* begin Given entries *

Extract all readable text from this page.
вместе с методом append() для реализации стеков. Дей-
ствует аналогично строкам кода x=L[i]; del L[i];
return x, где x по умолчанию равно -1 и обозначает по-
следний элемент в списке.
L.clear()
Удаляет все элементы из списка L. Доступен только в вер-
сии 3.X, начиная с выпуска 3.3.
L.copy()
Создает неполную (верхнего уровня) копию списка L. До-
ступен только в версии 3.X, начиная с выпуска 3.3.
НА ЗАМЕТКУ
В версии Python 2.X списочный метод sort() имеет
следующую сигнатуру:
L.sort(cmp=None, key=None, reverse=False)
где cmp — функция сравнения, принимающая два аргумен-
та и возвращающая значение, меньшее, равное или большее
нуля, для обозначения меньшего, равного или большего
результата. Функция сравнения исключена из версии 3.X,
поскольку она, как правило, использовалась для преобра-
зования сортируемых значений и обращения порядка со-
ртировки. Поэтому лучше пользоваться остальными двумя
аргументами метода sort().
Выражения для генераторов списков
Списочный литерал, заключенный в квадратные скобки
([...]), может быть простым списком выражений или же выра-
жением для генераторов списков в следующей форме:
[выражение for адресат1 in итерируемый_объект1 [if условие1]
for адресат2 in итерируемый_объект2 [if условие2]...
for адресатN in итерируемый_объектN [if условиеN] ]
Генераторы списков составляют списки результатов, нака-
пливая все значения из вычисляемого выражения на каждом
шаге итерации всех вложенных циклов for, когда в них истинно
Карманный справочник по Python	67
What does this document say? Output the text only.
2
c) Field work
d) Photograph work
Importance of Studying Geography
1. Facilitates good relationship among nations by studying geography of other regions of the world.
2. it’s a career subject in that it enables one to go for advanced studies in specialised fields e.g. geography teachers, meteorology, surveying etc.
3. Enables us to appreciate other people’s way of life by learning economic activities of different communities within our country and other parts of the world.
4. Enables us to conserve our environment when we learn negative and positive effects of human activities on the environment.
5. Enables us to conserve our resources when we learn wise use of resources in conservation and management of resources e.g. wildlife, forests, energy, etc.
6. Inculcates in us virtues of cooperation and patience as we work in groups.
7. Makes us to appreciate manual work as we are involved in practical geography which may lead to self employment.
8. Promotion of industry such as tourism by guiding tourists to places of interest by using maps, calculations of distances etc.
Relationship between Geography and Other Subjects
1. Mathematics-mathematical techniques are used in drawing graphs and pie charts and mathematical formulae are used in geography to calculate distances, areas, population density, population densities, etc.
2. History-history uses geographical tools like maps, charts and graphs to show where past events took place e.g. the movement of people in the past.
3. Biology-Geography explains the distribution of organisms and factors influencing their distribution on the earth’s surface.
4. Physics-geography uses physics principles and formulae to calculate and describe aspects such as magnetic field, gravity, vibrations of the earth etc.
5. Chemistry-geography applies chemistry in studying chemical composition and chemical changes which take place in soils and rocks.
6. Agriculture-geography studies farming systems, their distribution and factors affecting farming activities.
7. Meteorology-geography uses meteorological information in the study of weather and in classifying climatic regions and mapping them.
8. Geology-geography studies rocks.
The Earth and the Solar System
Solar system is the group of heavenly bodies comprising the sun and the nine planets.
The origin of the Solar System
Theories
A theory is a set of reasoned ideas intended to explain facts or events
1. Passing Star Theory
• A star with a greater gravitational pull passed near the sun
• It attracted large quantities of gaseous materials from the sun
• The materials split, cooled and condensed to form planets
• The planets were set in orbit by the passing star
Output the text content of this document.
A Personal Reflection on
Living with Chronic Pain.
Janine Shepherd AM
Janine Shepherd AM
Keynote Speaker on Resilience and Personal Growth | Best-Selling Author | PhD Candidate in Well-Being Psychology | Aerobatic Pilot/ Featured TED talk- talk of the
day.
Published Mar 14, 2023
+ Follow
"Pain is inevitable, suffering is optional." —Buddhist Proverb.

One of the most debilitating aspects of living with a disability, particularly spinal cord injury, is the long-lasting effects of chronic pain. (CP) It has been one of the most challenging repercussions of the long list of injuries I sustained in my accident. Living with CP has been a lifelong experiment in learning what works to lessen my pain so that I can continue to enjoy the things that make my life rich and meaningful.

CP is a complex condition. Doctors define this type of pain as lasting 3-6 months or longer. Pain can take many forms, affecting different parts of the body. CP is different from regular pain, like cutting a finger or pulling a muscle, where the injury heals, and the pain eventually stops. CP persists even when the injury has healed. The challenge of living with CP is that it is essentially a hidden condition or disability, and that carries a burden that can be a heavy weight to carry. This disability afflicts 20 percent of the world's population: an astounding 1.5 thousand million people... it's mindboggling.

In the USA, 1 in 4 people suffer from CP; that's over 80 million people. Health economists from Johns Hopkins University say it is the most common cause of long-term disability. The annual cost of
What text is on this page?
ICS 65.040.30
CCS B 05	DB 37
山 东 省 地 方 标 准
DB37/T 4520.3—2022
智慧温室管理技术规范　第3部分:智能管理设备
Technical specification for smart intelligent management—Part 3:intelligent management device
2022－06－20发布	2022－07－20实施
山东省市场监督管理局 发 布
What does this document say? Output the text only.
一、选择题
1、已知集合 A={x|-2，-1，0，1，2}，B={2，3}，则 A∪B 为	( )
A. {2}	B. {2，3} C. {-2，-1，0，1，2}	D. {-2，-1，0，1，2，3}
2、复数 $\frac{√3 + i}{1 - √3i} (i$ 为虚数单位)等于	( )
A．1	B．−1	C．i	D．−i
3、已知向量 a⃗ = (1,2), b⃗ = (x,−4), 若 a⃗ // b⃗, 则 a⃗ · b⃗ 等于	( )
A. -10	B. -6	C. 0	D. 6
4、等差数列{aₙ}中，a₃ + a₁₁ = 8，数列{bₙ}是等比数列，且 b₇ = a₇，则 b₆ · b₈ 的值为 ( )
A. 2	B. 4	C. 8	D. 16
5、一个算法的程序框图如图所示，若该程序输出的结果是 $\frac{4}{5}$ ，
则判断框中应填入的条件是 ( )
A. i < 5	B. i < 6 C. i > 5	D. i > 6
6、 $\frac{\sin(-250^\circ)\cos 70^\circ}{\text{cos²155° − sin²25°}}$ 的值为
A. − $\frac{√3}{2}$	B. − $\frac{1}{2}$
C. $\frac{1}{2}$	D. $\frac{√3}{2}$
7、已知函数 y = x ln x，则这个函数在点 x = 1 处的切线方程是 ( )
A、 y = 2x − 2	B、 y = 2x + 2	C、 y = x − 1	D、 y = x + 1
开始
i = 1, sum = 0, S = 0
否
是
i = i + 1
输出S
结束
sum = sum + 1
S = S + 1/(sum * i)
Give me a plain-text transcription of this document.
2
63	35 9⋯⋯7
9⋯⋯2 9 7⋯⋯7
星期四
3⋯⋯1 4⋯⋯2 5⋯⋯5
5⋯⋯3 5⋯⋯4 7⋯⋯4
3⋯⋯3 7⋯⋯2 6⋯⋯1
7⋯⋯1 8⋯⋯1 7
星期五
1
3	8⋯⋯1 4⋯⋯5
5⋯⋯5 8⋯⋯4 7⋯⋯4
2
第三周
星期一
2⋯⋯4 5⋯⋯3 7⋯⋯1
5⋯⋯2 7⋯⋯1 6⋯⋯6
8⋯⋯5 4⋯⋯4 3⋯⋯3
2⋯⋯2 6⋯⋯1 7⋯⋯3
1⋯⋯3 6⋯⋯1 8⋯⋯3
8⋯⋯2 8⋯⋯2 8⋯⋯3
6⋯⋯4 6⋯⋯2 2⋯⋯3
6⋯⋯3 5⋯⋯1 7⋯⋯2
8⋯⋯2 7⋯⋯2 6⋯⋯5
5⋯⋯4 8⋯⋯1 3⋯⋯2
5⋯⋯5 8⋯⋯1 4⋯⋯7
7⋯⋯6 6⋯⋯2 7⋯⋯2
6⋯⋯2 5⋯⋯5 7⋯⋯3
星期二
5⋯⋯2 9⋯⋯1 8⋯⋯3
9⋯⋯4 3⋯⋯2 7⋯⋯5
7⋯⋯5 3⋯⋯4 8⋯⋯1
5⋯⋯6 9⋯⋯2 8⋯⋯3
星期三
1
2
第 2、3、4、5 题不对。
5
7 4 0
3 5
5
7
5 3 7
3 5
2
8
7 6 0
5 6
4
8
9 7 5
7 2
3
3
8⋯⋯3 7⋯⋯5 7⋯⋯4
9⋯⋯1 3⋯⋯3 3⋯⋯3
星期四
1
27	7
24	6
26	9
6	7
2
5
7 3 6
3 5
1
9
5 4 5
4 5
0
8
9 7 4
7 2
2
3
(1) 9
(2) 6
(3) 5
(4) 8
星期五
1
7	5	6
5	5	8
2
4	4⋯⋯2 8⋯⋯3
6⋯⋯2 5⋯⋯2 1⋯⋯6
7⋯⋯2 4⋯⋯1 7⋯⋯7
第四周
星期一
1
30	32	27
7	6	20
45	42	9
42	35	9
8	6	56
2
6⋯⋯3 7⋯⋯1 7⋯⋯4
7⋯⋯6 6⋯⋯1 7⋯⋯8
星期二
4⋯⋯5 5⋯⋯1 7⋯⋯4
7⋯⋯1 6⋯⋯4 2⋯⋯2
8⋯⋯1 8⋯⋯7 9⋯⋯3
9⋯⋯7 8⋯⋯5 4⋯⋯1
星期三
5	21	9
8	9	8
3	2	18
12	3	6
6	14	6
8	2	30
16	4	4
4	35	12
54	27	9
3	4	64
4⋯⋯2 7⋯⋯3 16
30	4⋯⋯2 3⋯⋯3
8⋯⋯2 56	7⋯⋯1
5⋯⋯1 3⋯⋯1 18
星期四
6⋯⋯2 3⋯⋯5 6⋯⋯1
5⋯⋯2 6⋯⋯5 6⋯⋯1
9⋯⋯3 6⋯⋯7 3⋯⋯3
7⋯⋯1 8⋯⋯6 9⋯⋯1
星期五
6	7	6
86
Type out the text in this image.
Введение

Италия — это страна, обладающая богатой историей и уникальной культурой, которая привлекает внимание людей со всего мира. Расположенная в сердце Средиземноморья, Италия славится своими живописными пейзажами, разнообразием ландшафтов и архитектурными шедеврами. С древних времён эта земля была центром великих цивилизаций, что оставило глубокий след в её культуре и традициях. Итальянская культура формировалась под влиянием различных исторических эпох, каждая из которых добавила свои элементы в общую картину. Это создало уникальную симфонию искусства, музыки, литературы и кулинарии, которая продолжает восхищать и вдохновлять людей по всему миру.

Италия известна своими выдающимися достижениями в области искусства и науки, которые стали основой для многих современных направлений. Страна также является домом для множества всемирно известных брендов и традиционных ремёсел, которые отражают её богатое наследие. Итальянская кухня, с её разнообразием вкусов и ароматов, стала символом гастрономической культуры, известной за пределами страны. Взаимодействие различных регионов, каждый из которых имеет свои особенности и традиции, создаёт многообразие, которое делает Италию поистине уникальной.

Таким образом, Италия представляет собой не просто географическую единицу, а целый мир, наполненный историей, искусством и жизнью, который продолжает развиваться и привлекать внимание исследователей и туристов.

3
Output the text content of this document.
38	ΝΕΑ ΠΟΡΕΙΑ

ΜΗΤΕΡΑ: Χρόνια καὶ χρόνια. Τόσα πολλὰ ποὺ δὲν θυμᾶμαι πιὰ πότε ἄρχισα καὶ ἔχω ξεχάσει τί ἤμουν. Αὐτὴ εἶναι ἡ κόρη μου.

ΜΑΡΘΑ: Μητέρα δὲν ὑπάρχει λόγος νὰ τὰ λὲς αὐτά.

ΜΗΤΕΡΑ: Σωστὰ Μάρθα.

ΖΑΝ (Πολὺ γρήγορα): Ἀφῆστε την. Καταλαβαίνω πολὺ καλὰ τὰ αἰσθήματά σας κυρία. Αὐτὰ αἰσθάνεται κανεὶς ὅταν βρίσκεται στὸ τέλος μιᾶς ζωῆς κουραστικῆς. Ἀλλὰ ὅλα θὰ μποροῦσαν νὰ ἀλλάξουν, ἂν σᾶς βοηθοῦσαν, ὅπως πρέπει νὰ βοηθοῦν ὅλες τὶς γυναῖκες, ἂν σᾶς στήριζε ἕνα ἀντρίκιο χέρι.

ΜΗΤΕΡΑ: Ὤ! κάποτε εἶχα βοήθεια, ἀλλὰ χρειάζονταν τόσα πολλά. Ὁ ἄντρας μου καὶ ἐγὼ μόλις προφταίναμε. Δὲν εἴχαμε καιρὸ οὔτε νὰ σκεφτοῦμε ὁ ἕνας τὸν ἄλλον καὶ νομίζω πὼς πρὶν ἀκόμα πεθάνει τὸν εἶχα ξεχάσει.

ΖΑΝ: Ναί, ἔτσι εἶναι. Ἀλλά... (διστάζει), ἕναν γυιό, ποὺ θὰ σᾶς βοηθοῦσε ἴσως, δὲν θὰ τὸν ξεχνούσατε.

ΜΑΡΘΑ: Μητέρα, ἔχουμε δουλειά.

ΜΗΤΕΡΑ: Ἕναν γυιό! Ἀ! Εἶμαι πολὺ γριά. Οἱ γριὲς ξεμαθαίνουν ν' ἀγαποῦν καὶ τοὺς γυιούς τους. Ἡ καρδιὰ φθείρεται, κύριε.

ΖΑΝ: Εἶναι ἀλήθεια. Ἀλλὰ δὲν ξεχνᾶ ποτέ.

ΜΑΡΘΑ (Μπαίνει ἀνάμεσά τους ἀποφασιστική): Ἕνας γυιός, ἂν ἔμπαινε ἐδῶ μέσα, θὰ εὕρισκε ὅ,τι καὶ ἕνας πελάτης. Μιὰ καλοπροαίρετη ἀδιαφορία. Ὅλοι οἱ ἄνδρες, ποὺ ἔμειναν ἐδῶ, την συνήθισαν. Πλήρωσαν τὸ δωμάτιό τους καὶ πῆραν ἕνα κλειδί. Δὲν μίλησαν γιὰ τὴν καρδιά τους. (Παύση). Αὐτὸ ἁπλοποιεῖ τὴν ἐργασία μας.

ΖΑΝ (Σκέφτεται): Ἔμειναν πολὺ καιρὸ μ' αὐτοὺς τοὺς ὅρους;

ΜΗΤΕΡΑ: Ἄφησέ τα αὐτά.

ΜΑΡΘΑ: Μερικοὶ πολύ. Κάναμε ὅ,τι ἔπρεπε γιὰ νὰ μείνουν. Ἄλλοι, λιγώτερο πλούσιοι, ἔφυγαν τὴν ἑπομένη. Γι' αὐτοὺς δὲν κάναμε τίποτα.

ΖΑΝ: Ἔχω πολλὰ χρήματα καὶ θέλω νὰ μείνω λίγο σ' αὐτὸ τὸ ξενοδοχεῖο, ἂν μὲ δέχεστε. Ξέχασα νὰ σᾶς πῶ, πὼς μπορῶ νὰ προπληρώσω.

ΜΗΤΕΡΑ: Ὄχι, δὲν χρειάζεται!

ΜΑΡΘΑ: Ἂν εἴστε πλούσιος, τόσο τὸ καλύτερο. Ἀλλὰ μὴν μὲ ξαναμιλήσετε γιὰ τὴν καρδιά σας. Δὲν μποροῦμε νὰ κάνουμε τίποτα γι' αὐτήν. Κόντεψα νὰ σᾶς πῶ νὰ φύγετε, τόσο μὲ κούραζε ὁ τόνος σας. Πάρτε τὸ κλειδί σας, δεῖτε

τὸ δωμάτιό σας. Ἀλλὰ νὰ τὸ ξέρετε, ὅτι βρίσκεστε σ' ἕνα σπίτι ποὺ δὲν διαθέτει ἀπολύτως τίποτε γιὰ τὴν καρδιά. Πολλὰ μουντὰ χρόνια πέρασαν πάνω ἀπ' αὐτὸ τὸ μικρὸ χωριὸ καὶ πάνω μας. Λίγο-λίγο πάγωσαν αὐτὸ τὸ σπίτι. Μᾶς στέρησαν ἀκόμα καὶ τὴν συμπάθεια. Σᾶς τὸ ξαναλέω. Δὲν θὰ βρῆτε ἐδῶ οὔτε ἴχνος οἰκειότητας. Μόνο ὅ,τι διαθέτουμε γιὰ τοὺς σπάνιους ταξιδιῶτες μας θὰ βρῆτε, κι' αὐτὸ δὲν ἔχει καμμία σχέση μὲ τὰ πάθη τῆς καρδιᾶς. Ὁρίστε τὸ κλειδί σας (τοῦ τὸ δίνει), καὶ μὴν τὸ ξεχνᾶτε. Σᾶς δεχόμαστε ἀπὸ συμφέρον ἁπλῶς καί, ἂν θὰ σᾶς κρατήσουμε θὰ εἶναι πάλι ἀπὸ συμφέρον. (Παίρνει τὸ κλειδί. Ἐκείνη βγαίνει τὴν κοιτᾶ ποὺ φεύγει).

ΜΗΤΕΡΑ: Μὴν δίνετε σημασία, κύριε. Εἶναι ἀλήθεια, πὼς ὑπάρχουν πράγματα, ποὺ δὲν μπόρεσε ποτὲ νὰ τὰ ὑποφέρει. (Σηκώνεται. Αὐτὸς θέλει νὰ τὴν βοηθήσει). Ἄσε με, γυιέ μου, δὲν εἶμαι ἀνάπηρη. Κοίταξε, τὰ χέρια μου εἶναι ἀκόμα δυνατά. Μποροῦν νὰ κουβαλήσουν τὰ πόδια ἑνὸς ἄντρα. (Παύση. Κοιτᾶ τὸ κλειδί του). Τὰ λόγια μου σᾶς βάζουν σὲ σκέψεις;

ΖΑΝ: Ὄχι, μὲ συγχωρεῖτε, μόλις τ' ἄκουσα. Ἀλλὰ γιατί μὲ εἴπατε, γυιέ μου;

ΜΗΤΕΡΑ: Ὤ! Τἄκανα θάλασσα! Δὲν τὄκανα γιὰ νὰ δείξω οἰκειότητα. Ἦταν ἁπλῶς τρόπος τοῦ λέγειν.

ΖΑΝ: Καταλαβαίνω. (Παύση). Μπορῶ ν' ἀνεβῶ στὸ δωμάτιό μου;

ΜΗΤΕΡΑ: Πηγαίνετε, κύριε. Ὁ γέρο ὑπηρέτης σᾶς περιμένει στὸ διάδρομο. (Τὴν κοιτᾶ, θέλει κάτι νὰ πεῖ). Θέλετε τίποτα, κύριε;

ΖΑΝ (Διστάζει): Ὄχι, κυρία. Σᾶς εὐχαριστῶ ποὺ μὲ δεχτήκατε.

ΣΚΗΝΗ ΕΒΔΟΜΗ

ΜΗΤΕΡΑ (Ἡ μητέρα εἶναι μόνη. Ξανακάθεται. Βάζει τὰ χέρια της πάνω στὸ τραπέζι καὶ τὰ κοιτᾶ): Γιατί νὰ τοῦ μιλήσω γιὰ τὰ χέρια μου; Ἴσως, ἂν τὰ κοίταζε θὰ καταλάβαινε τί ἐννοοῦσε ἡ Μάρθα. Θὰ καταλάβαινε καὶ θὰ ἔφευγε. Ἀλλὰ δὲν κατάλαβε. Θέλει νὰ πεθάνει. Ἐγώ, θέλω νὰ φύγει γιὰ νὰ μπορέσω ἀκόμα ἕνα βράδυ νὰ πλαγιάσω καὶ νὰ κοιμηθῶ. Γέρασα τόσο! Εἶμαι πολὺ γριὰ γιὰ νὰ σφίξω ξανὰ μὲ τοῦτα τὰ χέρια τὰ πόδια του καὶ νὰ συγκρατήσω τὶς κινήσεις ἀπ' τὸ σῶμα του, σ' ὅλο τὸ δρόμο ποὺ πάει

* end Given entries *

### Direction
Of all the lines above, how many contain the word "page"? Give the number and nothing else.

### Solution for this exercise
2